GIVEN INSTRUCTION =
Select every line holding the word "плановых" and copy it.

▼▼▼

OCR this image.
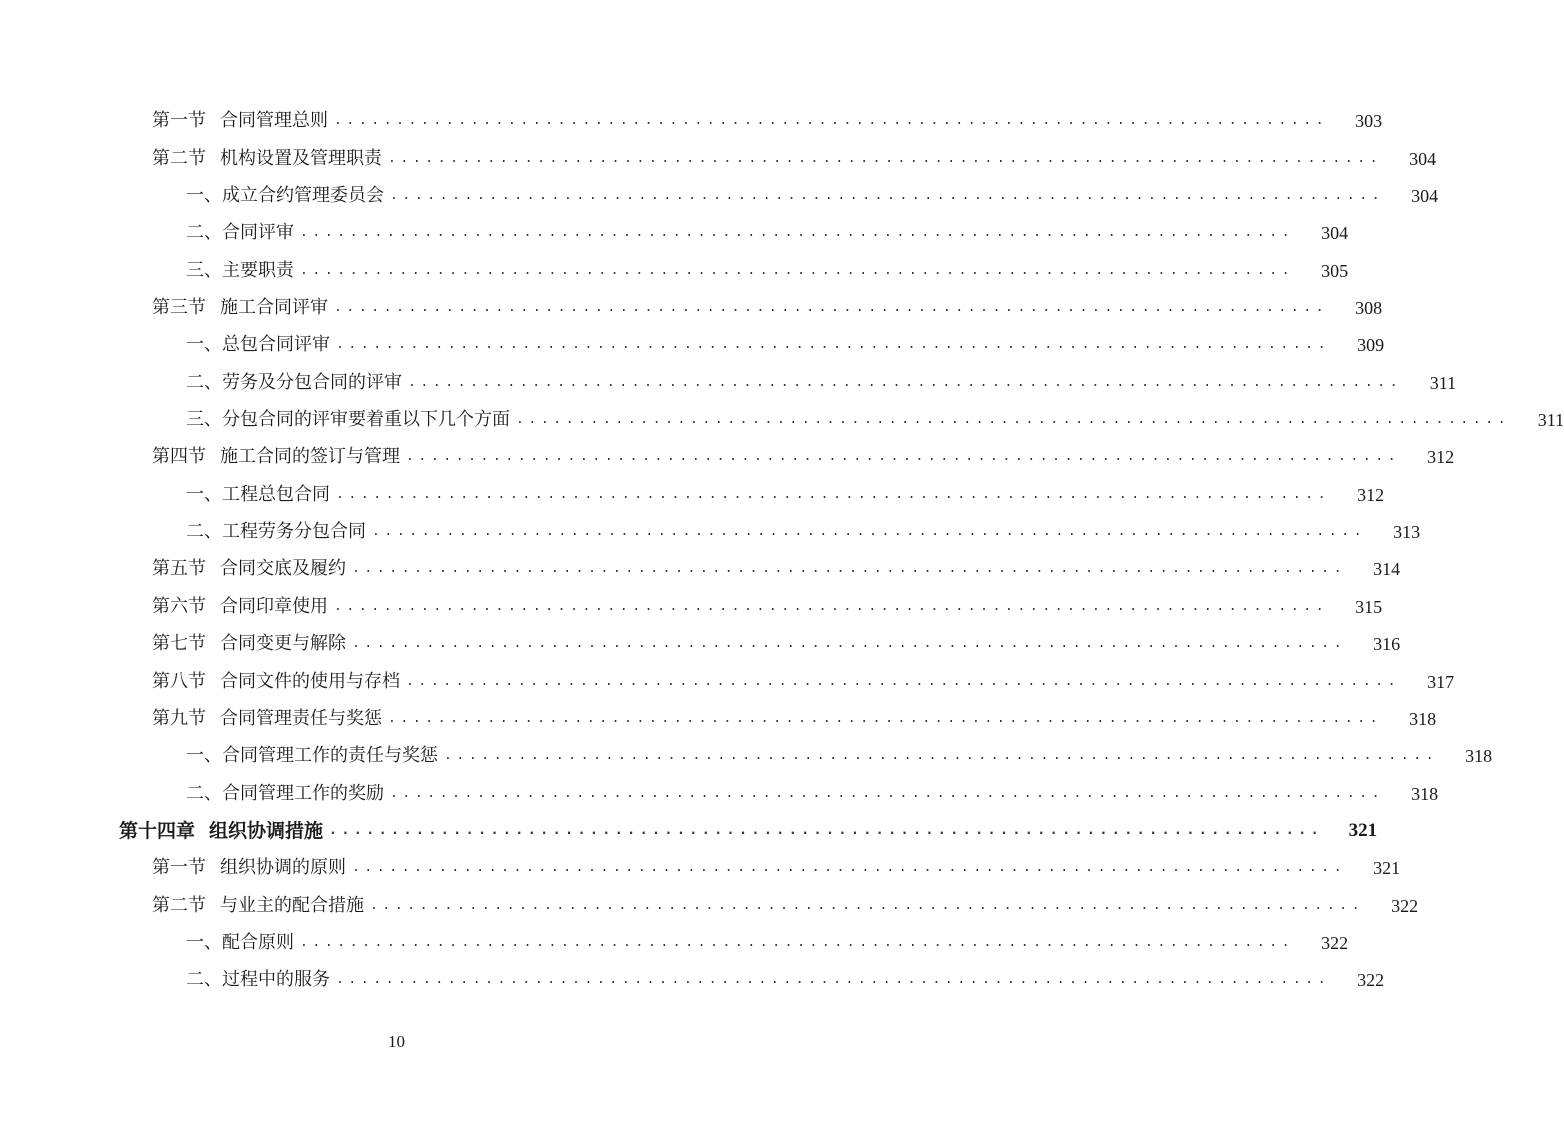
第一节 合同管理总则 ................................................................................	303
第二节 机构设置及管理职责 ................................................................................	304
一、 成立合约管理委员会 ................................................................................	304
二、 合同评审 ................................................................................	304
三、 主要职责 ................................................................................	305
第三节 施工合同评审 ................................................................................	308
一、 总包合同评审 ................................................................................	309
二、 劳务及分包合同的评审 ................................................................................	311
三、 分包合同的评审要着重以下几个方面 ................................................................................	311
第四节 施工合同的签订与管理 ................................................................................	312
一、 工程总包合同 ................................................................................	312
二、 工程劳务分包合同 ................................................................................	313
第五节 合同交底及履约 ................................................................................	314
第六节 合同印章使用 ................................................................................	315
第七节 合同变更与解除 ................................................................................	316
第八节 合同文件的使用与存档 ................................................................................	317
第九节 合同管理责任与奖惩 ................................................................................	318
一、 合同管理工作的责任与奖惩 ................................................................................	318
二、 合同管理工作的奖励 ................................................................................	318
第十四章 组织协调措施 ................................................................................	321
第一节 组织协调的原则 ................................................................................	321
第二节 与业主的配合措施 ................................................................................	322
一、 配合原则 ................................................................................	322
二、 过程中的服务 ................................................................................	322
10
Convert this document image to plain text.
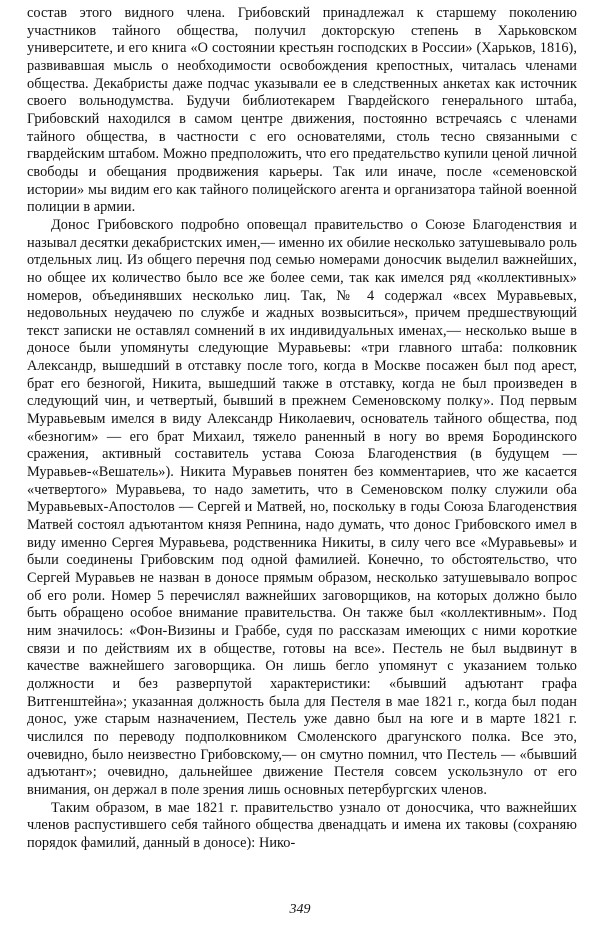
состав этого видного члена. Грибовский принадлежал к старшему поколению участников тайного общества, получил докторскую степень в Харьковском университете, и его книга «О состоянии крестьян господских в России» (Харьков, 1816), развивавшая мысль о необходимости освобождения крепостных, читалась членами общества. Декабристы даже подчас указывали ее в следственных анкетах как источник своего вольнодумства. Будучи библиотекарем Гвардейского генерального штаба, Грибовский находился в самом центре движения, постоянно встречаясь с членами тайного общества, в частности с его основателями, столь тесно связанными с гвардейским штабом. Можно предположить, что его предательство купили ценой личной свободы и обещания продвижения карьеры. Так или иначе, после «семеновской истории» мы видим его как тайного полицейского агента и организатора тайной военной полиции в армии.

Донос Грибовского подробно оповещал правительство о Союзе Благоденствия и называл десятки декабристских имен,— именно их обилие несколько затушевывало роль отдельных лиц. Из общего перечня под семью номерами доносчик выделил важнейших, но общее их количество было все же более семи, так как имелся ряд «коллективных» номеров, объединявших несколько лиц. Так, № 4 содержал «всех Муравьевых, недовольных неудачею по службе и жадных возвыситься», причем предшествующий текст записки не оставлял сомнений в их индивидуальных именах,— несколько выше в доносе были упомянуты следующие Муравьевы: «три главного штаба: полковник Александр, вышедший в отставку после того, когда в Москве посажен был под арест, брат его безногой, Никита, вышедший также в отставку, когда не был произведен в следующий чин, и четвертый, бывший в прежнем Семеновскому полку». Под первым Муравьевым имелся в виду Александр Николаевич, основатель тайного общества, под «безногим» — его брат Михаил, тяжело раненный в ногу во время Бородинского сражения, активный составитель устава Союза Благоденствия (в будущем — Муравьев-«Вешатель»). Никита Муравьев понятен без комментариев, что же касается «четвертого» Муравьева, то надо заметить, что в Семеновском полку служили оба Муравьевых-Апостолов — Сергей и Матвей, но, поскольку в годы Союза Благоденствия Матвей состоял адъютантом князя Репнина, надо думать, что донос Грибовского имел в виду именно Сергея Муравьева, родственника Никиты, в силу чего все «Муравьевы» и были соединены Грибовским под одной фамилией. Конечно, то обстоятельство, что Сергей Муравьев не назван в доносе прямым образом, несколько затушевывало вопрос об его роли. Номер 5 перечислял важнейших заговорщиков, на которых должно было быть обращено особое внимание правительства. Он также был «коллективным». Под ним значилось: «Фон-Визины и Граббе, судя по рассказам имеющих с ними короткие связи и по действиям их в обществе, готовы на все». Пестель не был выдвинут в качестве важнейшего заговорщика. Он лишь бегло упомянут с указанием только должности и без разверпутой характеристики: «бывший адъютант графа Витгенштейна»; указанная должность была для Пестеля в мае 1821 г., когда был подан донос, уже старым назначением, Пестель уже давно был на юге и в марте 1821 г. числился по переводу подполковником Смоленского драгунского полка. Все это, очевидно, было неизвестно Грибовскому,— он смутно помнил, что Пестель — «бывший адъютант»; очевидно, дальнейшее движение Пестеля совсем ускользнуло от его внимания, он держал в поле зрения лишь основных петербургских членов.

Таким образом, в мае 1821 г. правительство узнало от доносчика, что важнейших членов распустившего себя тайного общества двенадцать и имена их таковы (сохраняю порядок фамилий, данный в доносе): Нико-

349
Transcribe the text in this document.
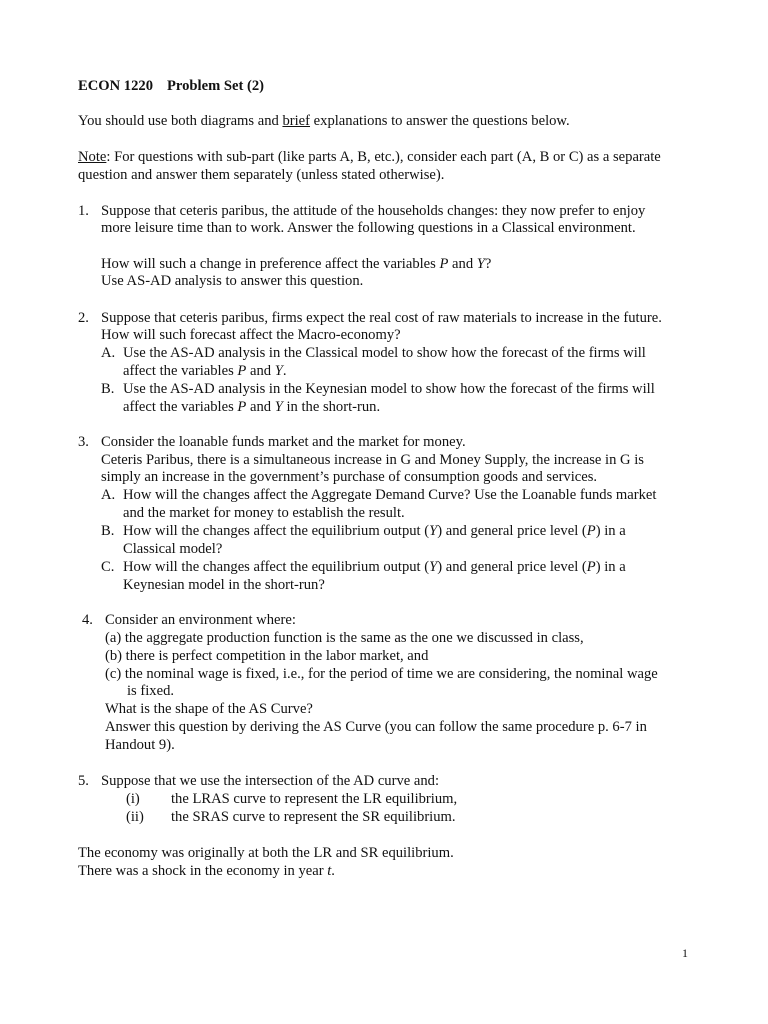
ECON 1220 Problem Set (2)
You should use both diagrams and brief explanations to answer the questions below.
Note: For questions with sub-part (like parts A, B, etc.), consider each part (A, B or C) as a separate
question and answer them separately (unless stated otherwise).
1. Suppose that ceteris paribus, the attitude of the households changes: they now prefer to enjoy
more leisure time than to work. Answer the following questions in a Classical environment.
How will such a change in preference affect the variables P and Y?
Use AS-AD analysis to answer this question.
2. Suppose that ceteris paribus, firms expect the real cost of raw materials to increase in the future.
How will such forecast affect the Macro-economy?
A. Use the AS-AD analysis in the Classical model to show how the forecast of the firms will
affect the variables P and Y.
B. Use the AS-AD analysis in the Keynesian model to show how the forecast of the firms will
affect the variables P and Y in the short-run.
3. Consider the loanable funds market and the market for money.
Ceteris Paribus, there is a simultaneous increase in G and Money Supply, the increase in G is
simply an increase in the government’s purchase of consumption goods and services.
A. How will the changes affect the Aggregate Demand Curve? Use the Loanable funds market
and the market for money to establish the result.
B. How will the changes affect the equilibrium output (Y) and general price level (P) in a
Classical model?
C. How will the changes affect the equilibrium output (Y) and general price level (P) in a
Keynesian model in the short-run?
4. Consider an environment where:
(a) the aggregate production function is the same as the one we discussed in class,
(b) there is perfect competition in the labor market, and
(c) the nominal wage is fixed, i.e., for the period of time we are considering, the nominal wage
is fixed.
What is the shape of the AS Curve?
Answer this question by deriving the AS Curve (you can follow the same procedure p. 6-7 in
Handout 9).
5. Suppose that we use the intersection of the AD curve and:
(i) the LRAS curve to represent the LR equilibrium,
(ii) the SRAS curve to represent the SR equilibrium.
The economy was originally at both the LR and SR equilibrium.
There was a shock in the economy in year t.
1
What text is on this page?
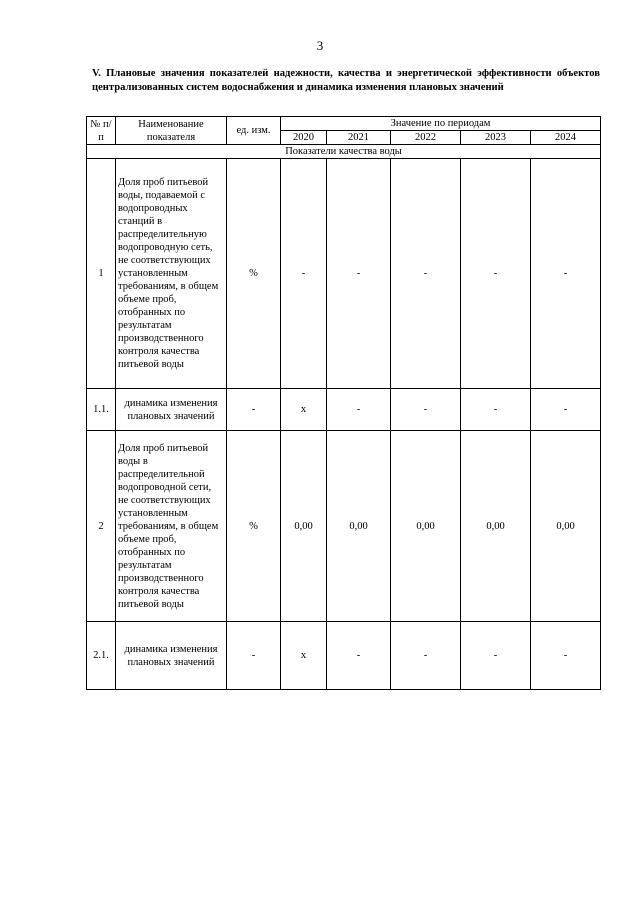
3
V. Плановые значения показателей надежности, качества и энергетической эффективности объектов централизованных систем водоснабжения и динамика изменения плановых значений
№ п/п	Наименование показателя	ед. изм.	Значение по периодам				
			2020	2021	2022	2023	2024
Показатели качества воды							
1	Доля проб питьевой воды, подаваемой с водопроводных станций в распределительную водопроводную сеть, не соответствующих установленным требованиям, в общем объеме проб, отобранных по результатам производственного контроля качества питьевой воды	%	-	-	-	-	-
1.1.	динамика изменения плановых значений	-	x	-	-	-	-
2	Доля проб питьевой воды в распределительной водопроводной сети, не соответствующих установленным требованиям, в общем объеме проб, отобранных по результатам производственного контроля качества питьевой воды	%	0,00	0,00	0,00	0,00	0,00
2.1.	динамика изменения плановых значений	-	x	-	-	-	-
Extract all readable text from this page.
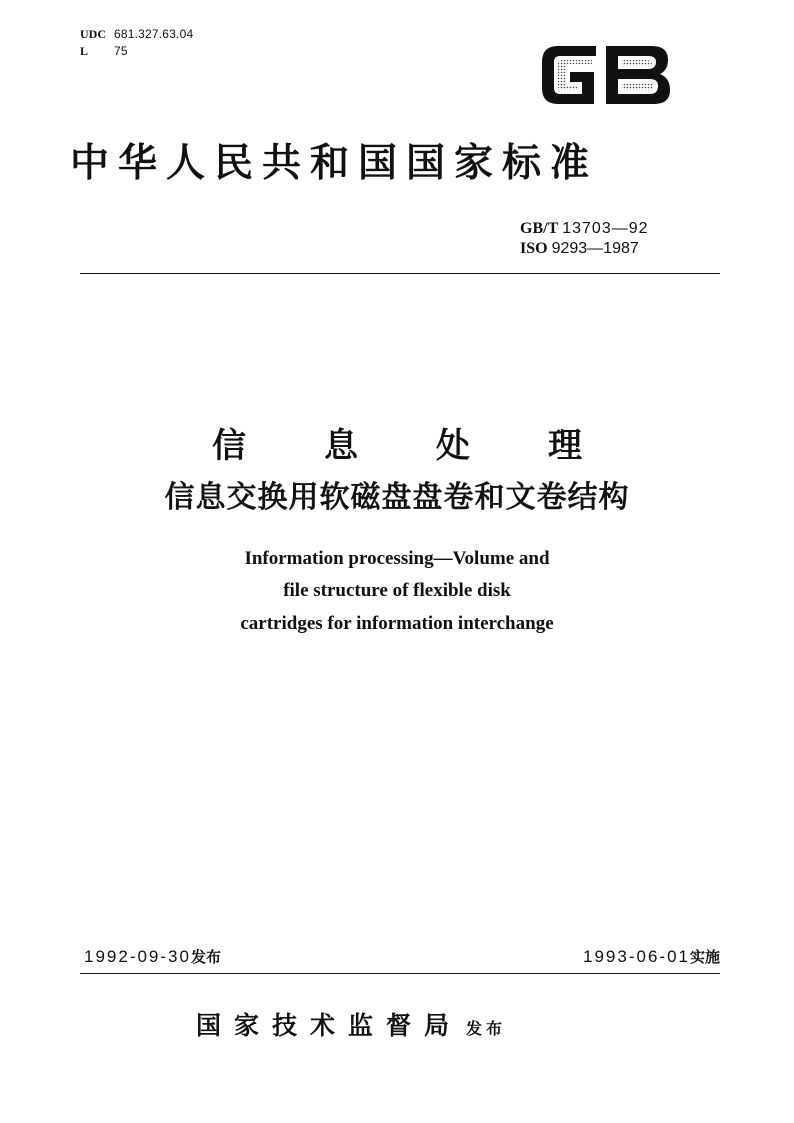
UDC 681.327.63.04
L 75
中华人民共和国国家标准
GB/T 13703—92
ISO 9293—1987
信息处理
信息交换用软磁盘盘卷和文卷结构
Information processing—Volume and
file structure of flexible disk
cartridges for information interchange
1992-09-30发布	1993-06-01实施
国家技术监督局 发布
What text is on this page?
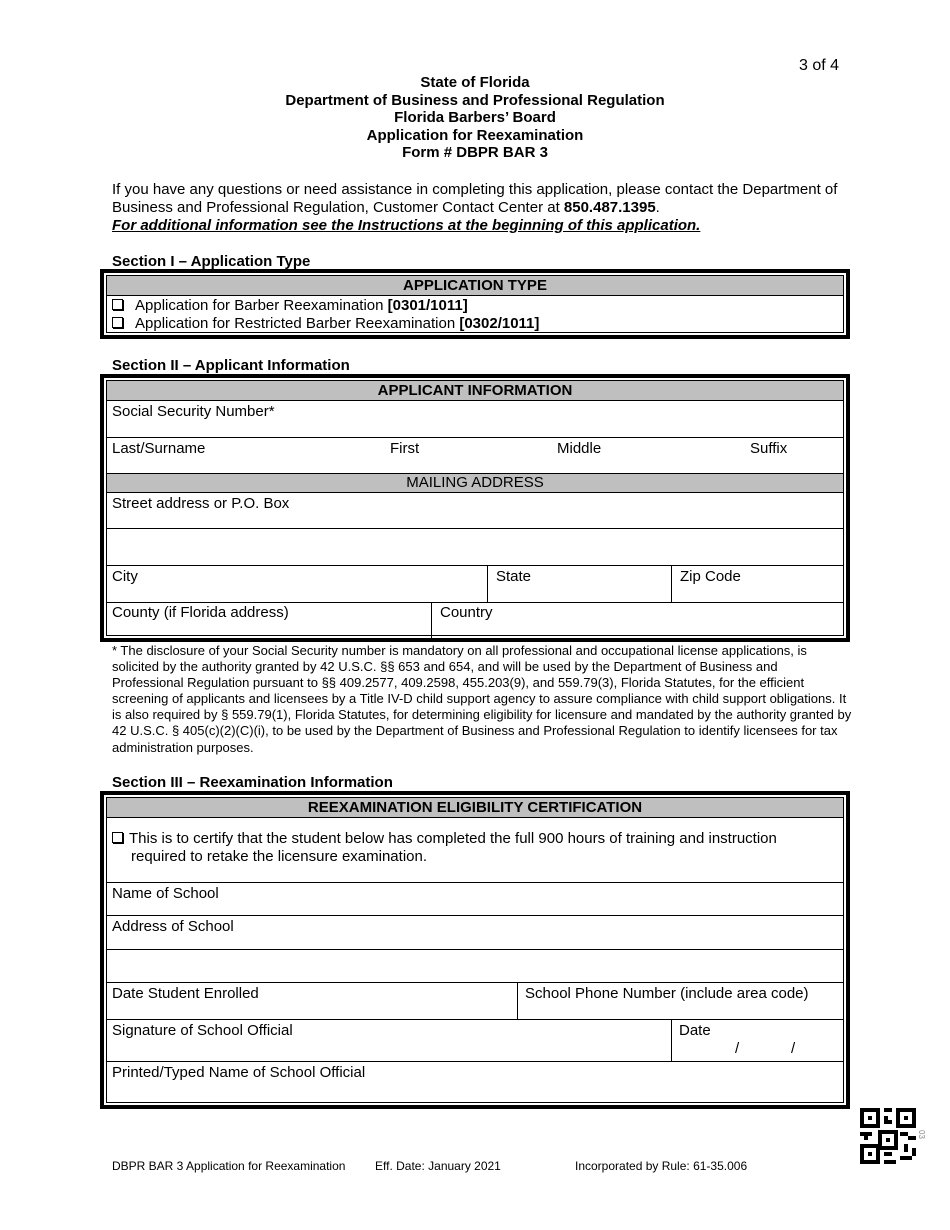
3 of 4
State of Florida
Department of Business and Professional Regulation
Florida Barbers’ Board
Application for Reexamination
Form # DBPR BAR 3
If you have any questions or need assistance in completing this application, please contact the Department of Business and Professional Regulation, Customer Contact Center at 850.487.1395.
For additional information see the Instructions at the beginning of this application.
Section I – Application Type
APPLICATION TYPE
Application for Barber Reexamination [0301/1011]
Application for Restricted Barber Reexamination [0302/1011]
Section II – Applicant Information
APPLICANT INFORMATION
Social Security Number*
Last/Surname	First	Middle	Suffix
MAILING ADDRESS
Street address or P.O. Box
City	State	Zip Code
County (if Florida address)	Country
* The disclosure of your Social Security number is mandatory on all professional and occupational license applications, is solicited by the authority granted by 42 U.S.C. §§ 653 and 654, and will be used by the Department of Business and Professional Regulation pursuant to §§ 409.2577, 409.2598, 455.203(9), and 559.79(3), Florida Statutes, for the efficient screening of applicants and licensees by a Title IV-D child support agency to assure compliance with child support obligations. It is also required by § 559.79(1), Florida Statutes, for determining eligibility for licensure and mandated by the authority granted by 42 U.S.C. § 405(c)(2)(C)(i), to be used by the Department of Business and Professional Regulation to identify licensees for tax administration purposes.
Section III – Reexamination Information
REEXAMINATION ELIGIBILITY CERTIFICATION
This is to certify that the student below has completed the full 900 hours of training and instruction
required to retake the licensure examination.
Name of School
Address of School
Date Student Enrolled	School Phone Number (include area code)
Signature of School Official	Date
/	/
Printed/Typed Name of School Official
DBPR BAR 3 Application for Reexamination Eff. Date: January 2021	Incorporated by Rule: 61-35.006
03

▲▲▲

THE REPLY =
V. Плановые значения показателей надежности, качества и энергетической эффективности объектов централизованных систем водоснабжения и динамика изменения плановых значений
1.1.	динамика изменения плановых значений	-	x	-	-	-	-
2.1.	динамика изменения плановых значений	-	x	-	-	-	-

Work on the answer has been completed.